━━━━━ DATASET RECORDS ━━━━━
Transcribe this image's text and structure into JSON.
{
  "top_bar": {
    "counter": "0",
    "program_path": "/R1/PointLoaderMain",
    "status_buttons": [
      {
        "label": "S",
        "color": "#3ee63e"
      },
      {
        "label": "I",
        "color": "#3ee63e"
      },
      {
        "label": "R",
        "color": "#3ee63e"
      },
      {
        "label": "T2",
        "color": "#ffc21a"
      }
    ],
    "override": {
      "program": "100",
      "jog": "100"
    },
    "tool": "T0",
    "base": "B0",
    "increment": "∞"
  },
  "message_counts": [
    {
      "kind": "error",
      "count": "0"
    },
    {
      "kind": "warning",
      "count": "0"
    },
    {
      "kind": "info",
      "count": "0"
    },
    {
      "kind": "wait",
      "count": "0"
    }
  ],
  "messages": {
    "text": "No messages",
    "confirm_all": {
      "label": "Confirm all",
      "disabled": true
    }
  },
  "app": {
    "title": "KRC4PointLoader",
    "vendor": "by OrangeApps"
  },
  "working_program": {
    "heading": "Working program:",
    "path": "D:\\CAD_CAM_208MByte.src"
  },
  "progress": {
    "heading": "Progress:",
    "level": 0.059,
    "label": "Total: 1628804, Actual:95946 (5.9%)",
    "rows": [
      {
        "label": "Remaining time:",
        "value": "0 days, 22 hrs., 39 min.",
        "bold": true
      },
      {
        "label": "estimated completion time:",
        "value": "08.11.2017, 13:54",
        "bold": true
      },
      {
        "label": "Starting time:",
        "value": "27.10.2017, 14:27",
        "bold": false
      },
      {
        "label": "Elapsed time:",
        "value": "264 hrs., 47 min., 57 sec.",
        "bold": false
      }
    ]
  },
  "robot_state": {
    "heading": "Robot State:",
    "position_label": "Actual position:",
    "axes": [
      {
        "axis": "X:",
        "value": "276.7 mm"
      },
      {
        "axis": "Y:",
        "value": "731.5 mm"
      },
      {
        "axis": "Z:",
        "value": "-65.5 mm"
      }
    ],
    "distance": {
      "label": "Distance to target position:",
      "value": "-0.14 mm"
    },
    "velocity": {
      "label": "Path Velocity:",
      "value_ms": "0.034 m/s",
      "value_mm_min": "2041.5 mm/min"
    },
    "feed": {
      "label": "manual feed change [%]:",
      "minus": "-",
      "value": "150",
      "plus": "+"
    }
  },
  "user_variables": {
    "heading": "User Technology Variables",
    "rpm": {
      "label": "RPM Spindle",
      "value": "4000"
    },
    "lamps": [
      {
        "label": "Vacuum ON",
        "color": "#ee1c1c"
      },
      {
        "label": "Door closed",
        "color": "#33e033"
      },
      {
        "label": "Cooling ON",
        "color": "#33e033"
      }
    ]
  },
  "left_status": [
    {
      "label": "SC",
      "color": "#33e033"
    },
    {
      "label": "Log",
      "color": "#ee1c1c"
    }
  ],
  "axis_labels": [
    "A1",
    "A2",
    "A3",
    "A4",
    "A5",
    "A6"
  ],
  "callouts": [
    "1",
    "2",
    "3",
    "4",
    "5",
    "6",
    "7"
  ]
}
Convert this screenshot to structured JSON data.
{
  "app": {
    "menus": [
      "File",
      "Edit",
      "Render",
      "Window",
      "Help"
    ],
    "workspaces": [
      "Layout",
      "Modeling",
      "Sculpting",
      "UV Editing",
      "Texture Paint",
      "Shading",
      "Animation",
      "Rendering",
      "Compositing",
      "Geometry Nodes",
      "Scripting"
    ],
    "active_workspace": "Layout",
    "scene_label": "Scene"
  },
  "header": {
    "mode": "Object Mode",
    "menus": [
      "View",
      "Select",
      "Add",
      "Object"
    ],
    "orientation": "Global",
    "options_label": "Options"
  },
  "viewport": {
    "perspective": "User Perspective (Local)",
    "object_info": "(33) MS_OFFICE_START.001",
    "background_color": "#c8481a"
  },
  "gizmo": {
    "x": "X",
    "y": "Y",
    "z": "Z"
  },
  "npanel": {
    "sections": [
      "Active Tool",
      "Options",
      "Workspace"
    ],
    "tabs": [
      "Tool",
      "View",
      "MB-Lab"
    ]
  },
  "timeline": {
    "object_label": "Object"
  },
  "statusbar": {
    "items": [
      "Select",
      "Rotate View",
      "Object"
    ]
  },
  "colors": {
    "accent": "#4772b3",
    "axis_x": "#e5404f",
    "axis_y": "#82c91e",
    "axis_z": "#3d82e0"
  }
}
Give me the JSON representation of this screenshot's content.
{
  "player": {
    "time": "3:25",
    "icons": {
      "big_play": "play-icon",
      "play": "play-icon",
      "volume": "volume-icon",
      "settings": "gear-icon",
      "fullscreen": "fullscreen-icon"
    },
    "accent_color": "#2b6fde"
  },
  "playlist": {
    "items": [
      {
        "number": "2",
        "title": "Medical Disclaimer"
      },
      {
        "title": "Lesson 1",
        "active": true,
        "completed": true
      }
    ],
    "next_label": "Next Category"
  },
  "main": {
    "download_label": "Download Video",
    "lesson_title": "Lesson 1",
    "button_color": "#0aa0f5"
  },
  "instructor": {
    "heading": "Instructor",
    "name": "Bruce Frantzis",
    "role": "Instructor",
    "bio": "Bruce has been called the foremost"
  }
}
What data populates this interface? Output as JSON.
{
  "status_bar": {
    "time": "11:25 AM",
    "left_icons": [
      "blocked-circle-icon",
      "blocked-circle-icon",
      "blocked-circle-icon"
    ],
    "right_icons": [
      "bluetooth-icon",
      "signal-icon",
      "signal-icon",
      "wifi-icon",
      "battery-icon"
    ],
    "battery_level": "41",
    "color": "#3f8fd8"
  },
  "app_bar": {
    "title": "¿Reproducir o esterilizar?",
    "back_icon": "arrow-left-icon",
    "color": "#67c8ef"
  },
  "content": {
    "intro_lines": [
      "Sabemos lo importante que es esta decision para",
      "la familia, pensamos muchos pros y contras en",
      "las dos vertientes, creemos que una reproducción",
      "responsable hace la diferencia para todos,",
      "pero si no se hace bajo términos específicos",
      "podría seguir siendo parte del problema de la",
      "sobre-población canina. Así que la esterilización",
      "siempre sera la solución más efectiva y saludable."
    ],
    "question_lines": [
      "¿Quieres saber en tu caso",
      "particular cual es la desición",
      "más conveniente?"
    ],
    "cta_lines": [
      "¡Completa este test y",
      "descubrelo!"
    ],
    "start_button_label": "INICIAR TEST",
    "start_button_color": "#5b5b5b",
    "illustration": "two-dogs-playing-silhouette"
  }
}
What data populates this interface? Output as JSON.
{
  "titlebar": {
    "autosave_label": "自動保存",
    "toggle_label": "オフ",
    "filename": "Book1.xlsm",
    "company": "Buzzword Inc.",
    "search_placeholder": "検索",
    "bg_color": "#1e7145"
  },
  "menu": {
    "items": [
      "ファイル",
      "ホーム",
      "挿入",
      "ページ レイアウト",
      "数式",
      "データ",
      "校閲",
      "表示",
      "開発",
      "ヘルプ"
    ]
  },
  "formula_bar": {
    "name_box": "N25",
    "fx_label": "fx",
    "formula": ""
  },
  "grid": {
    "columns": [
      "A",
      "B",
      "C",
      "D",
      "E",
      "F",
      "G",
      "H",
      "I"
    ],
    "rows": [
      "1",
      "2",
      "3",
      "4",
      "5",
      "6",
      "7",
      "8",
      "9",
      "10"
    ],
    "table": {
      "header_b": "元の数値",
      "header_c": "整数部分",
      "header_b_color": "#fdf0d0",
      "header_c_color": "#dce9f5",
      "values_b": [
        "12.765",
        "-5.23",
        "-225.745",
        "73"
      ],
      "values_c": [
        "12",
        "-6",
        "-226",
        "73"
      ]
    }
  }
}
━━━━━
*REQUEST*: Write the whole listing out again. Keep every line exactly as it is.

*ANSWER TO THE PROBLEM*:
Transcribe this image's text and structure into JSON.
{
  "top_bar": {
    "counter": "0",
    "program_path": "/R1/PointLoaderMain",
    "status_buttons": [
      {
        "label": "S",
        "color": "#3ee63e"
      },
      {
        "label": "I",
        "color": "#3ee63e"
      },
      {
        "label": "R",
        "color": "#3ee63e"
      },
      {
        "label": "T2",
        "color": "#ffc21a"
      }
    ],
    "override": {
      "program": "100",
      "jog": "100"
    },
    "tool": "T0",
    "base": "B0",
    "increment": "∞"
  },
  "message_counts": [
    {
      "kind": "error",
      "count": "0"
    },
    {
      "kind": "warning",
      "count": "0"
    },
    {
      "kind": "info",
      "count": "0"
    },
    {
      "kind": "wait",
      "count": "0"
    }
  ],
  "messages": {
    "text": "No messages",
    "confirm_all": {
      "label": "Confirm all",
      "disabled": true
    }
  },
  "app": {
    "title": "KRC4PointLoader",
    "vendor": "by OrangeApps"
  },
  "working_program": {
    "heading": "Working program:",
    "path": "D:\\CAD_CAM_208MByte.src"
  },
  "progress": {
    "heading": "Progress:",
    "level": 0.059,
    "label": "Total: 1628804, Actual:95946 (5.9%)",
    "rows": [
      {
        "label": "Remaining time:",
        "value": "0 days, 22 hrs., 39 min.",
        "bold": true
      },
      {
        "label": "estimated completion time:",
        "value": "08.11.2017, 13:54",
        "bold": true
      },
      {
        "label": "Starting time:",
        "value": "27.10.2017, 14:27",
        "bold": false
      },
      {
        "label": "Elapsed time:",
        "value": "264 hrs., 47 min., 57 sec.",
        "bold": false
      }
    ]
  },
  "robot_state": {
    "heading": "Robot State:",
    "position_label": "Actual position:",
    "axes": [
      {
        "axis": "X:",
        "value": "276.7 mm"
      },
      {
        "axis": "Y:",
        "value": "731.5 mm"
      },
      {
        "axis": "Z:",
        "value": "-65.5 mm"
      }
    ],
    "distance": {
      "label": "Distance to target position:",
      "value": "-0.14 mm"
    },
    "velocity": {
      "label": "Path Velocity:",
      "value_ms": "0.034 m/s",
      "value_mm_min": "2041.5 mm/min"
    },
    "feed": {
      "label": "manual feed change [%]:",
      "minus": "-",
      "value": "150",
      "plus": "+"
    }
  },
  "user_variables": {
    "heading": "User Technology Variables",
    "rpm": {
      "label": "RPM Spindle",
      "value": "4000"
    },
    "lamps": [
      {
        "label": "Vacuum ON",
        "color": "#ee1c1c"
      },
      {
        "label": "Door closed",
        "color": "#33e033"
      },
      {
        "label": "Cooling ON",
        "color": "#33e033"
      }
    ]
  },
  "left_status": [
    {
      "label": "SC",
      "color": "#33e033"
    },
    {
      "label": "Log",
      "color": "#ee1c1c"
    }
  ],
  "axis_labels": [
    "A1",
    "A2",
    "A3",
    "A4",
    "A5",
    "A6"
  ],
  "callouts": [
    "1",
    "2",
    "3",
    "4",
    "5",
    "6",
    "7"
  ]
}
Convert this screenshot to structured JSON data.
{
  "app": {
    "menus": [
      "File",
      "Edit",
      "Render",
      "Window",
      "Help"
    ],
    "workspaces": [
      "Layout",
      "Modeling",
      "Sculpting",
      "UV Editing",
      "Texture Paint",
      "Shading",
      "Animation",
      "Rendering",
      "Compositing",
      "Geometry Nodes",
      "Scripting"
    ],
    "active_workspace": "Layout",
    "scene_label": "Scene"
  },
  "header": {
    "mode": "Object Mode",
    "menus": [
      "View",
      "Select",
      "Add",
      "Object"
    ],
    "orientation": "Global",
    "options_label": "Options"
  },
  "viewport": {
    "perspective": "User Perspective (Local)",
    "object_info": "(33) MS_OFFICE_START.001",
    "background_color": "#c8481a"
  },
  "gizmo": {
    "x": "X",
    "y": "Y",
    "z": "Z"
  },
  "npanel": {
    "sections": [
      "Active Tool",
      "Options",
      "Workspace"
    ],
    "tabs": [
      "Tool",
      "View",
      "MB-Lab"
    ]
  },
  "timeline": {
    "object_label": "Object"
  },
  "statusbar": {
    "items": [
      "Select",
      "Rotate View",
      "Object"
    ]
  },
  "colors": {
    "accent": "#4772b3",
    "axis_x": "#e5404f",
    "axis_y": "#82c91e",
    "axis_z": "#3d82e0"
  }
}
Give me the JSON representation of this screenshot's content.
{
  "player": {
    "time": "3:25",
    "icons": {
      "big_play": "play-icon",
      "play": "play-icon",
      "volume": "volume-icon",
      "settings": "gear-icon",
      "fullscreen": "fullscreen-icon"
    },
    "accent_color": "#2b6fde"
  },
  "playlist": {
    "items": [
      {
        "number": "2",
        "title": "Medical Disclaimer"
      },
      {
        "title": "Lesson 1",
        "active": true,
        "completed": true
      }
    ],
    "next_label": "Next Category"
  },
  "main": {
    "download_label": "Download Video",
    "lesson_title": "Lesson 1",
    "button_color": "#0aa0f5"
  },
  "instructor": {
    "heading": "Instructor",
    "name": "Bruce Frantzis",
    "role": "Instructor",
    "bio": "Bruce has been called the foremost"
  }
}
What data populates this interface? Output as JSON.
{
  "status_bar": {
    "time": "11:25 AM",
    "left_icons": [
      "blocked-circle-icon",
      "blocked-circle-icon",
      "blocked-circle-icon"
    ],
    "right_icons": [
      "bluetooth-icon",
      "signal-icon",
      "signal-icon",
      "wifi-icon",
      "battery-icon"
    ],
    "battery_level": "41",
    "color": "#3f8fd8"
  },
  "app_bar": {
    "title": "¿Reproducir o esterilizar?",
    "back_icon": "arrow-left-icon",
    "color": "#67c8ef"
  },
  "content": {
    "intro_lines": [
      "Sabemos lo importante que es esta decision para",
      "la familia, pensamos muchos pros y contras en",
      "las dos vertientes, creemos que una reproducción",
      "responsable hace la diferencia para todos,",
      "pero si no se hace bajo términos específicos",
      "podría seguir siendo parte del problema de la",
      "sobre-población canina. Así que la esterilización",
      "siempre sera la solución más efectiva y saludable."
    ],
    "question_lines": [
      "¿Quieres saber en tu caso",
      "particular cual es la desición",
      "más conveniente?"
    ],
    "cta_lines": [
      "¡Completa este test y",
      "descubrelo!"
    ],
    "start_button_label": "INICIAR TEST",
    "start_button_color": "#5b5b5b",
    "illustration": "two-dogs-playing-silhouette"
  }
}
What data populates this interface? Output as JSON.
{
  "titlebar": {
    "autosave_label": "自動保存",
    "toggle_label": "オフ",
    "filename": "Book1.xlsm",
    "company": "Buzzword Inc.",
    "search_placeholder": "検索",
    "bg_color": "#1e7145"
  },
  "menu": {
    "items": [
      "ファイル",
      "ホーム",
      "挿入",
      "ページ レイアウト",
      "数式",
      "データ",
      "校閲",
      "表示",
      "開発",
      "ヘルプ"
    ]
  },
  "formula_bar": {
    "name_box": "N25",
    "fx_label": "fx",
    "formula": ""
  },
  "grid": {
    "columns": [
      "A",
      "B",
      "C",
      "D",
      "E",
      "F",
      "G",
      "H",
      "I"
    ],
    "rows": [
      "1",
      "2",
      "3",
      "4",
      "5",
      "6",
      "7",
      "8",
      "9",
      "10"
    ],
    "table": {
      "header_b": "元の数値",
      "header_c": "整数部分",
      "header_b_color": "#fdf0d0",
      "header_c_color": "#dce9f5",
      "values_b": [
        "12.765",
        "-5.23",
        "-225.745",
        "73"
      ],
      "values_c": [
        "12",
        "-6",
        "-226",
        "73"
      ]
    }
  }
}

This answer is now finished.